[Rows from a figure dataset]
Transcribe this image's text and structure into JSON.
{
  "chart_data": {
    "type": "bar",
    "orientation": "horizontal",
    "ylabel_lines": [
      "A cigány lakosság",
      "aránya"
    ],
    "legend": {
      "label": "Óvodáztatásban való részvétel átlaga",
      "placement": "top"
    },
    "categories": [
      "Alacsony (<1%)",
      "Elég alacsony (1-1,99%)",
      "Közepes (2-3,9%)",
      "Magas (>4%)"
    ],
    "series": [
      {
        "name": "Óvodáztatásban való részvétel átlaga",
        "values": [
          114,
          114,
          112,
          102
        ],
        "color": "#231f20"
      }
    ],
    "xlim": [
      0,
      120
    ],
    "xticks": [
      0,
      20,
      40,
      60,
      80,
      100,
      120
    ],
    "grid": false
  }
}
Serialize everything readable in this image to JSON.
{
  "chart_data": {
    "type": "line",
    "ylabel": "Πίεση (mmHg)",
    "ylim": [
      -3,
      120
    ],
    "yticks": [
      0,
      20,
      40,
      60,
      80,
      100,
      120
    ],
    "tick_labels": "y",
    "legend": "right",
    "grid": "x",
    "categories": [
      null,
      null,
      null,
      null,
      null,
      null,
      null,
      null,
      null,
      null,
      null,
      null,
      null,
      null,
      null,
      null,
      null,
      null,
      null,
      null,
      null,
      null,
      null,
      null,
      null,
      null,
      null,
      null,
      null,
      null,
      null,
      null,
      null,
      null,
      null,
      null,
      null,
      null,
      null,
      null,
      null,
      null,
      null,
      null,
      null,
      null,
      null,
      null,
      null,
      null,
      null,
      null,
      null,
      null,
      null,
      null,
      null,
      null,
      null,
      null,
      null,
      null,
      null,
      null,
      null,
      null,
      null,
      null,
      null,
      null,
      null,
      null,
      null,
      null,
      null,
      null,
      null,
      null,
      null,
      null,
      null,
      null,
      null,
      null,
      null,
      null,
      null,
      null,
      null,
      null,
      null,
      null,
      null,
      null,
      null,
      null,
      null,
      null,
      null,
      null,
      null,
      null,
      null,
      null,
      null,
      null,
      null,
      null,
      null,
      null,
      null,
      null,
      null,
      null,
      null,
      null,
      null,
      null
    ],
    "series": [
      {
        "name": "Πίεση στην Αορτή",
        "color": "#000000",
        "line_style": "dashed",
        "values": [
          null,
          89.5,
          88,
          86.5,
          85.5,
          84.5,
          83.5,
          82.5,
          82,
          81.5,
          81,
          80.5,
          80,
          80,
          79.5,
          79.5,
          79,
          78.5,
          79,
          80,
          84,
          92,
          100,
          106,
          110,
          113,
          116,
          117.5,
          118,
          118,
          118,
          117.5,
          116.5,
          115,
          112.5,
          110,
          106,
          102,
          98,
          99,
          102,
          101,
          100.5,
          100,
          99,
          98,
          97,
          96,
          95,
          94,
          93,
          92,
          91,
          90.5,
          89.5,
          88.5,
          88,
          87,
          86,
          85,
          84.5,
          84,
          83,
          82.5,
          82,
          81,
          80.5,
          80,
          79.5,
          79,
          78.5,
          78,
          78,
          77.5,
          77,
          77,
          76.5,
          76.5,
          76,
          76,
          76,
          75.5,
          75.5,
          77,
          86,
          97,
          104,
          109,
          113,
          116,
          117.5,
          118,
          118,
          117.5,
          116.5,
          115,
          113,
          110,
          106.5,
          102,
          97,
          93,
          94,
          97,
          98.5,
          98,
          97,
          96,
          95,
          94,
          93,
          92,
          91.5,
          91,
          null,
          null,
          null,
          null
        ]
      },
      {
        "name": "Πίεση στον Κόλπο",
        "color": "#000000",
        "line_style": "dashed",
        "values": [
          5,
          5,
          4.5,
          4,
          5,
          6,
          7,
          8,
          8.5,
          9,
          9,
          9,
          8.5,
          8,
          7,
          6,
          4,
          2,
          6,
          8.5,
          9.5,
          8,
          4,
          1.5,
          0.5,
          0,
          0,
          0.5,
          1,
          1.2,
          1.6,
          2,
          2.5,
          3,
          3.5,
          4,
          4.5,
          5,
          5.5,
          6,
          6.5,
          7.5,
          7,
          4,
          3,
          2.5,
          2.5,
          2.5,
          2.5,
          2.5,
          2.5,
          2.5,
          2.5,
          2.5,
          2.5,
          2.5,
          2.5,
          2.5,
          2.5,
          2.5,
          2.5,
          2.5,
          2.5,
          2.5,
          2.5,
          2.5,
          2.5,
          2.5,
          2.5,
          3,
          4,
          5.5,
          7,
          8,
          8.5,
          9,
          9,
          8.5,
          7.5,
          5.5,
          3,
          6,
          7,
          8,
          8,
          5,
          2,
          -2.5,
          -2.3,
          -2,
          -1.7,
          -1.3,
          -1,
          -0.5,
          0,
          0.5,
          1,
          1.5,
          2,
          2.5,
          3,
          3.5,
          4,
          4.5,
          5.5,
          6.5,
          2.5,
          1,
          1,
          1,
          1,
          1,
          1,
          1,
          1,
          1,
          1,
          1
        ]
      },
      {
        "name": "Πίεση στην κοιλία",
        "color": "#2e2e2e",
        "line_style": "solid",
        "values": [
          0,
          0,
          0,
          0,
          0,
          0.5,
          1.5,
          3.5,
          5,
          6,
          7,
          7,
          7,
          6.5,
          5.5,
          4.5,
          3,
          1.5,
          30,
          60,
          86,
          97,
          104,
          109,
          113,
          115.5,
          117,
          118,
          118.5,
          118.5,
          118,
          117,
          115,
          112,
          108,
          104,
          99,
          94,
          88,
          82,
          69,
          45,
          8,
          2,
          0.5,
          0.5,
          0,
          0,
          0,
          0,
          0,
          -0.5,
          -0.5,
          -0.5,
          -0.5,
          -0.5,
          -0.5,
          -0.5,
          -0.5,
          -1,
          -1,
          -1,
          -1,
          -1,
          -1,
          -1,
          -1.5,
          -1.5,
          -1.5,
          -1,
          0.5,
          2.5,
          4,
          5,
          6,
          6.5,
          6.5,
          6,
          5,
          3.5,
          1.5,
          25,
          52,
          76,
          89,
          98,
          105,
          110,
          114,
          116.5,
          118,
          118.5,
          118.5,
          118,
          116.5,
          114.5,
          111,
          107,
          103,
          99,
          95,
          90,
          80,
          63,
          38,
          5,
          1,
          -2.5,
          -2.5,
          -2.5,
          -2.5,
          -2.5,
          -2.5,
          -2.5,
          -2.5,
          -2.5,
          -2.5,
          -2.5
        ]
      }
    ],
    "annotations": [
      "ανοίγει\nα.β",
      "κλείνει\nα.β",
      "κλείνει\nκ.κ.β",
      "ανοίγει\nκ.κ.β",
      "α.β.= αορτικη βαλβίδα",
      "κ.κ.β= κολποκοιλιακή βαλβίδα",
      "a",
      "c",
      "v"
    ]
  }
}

→ **WHAT YOU SHOULD DO**
Using the records given above, list every line that includes the word "this".

→ **FINISHED EXERCISE**
Transcribe this image's text and structure into JSON.
Serialize everything readable in this image to JSON.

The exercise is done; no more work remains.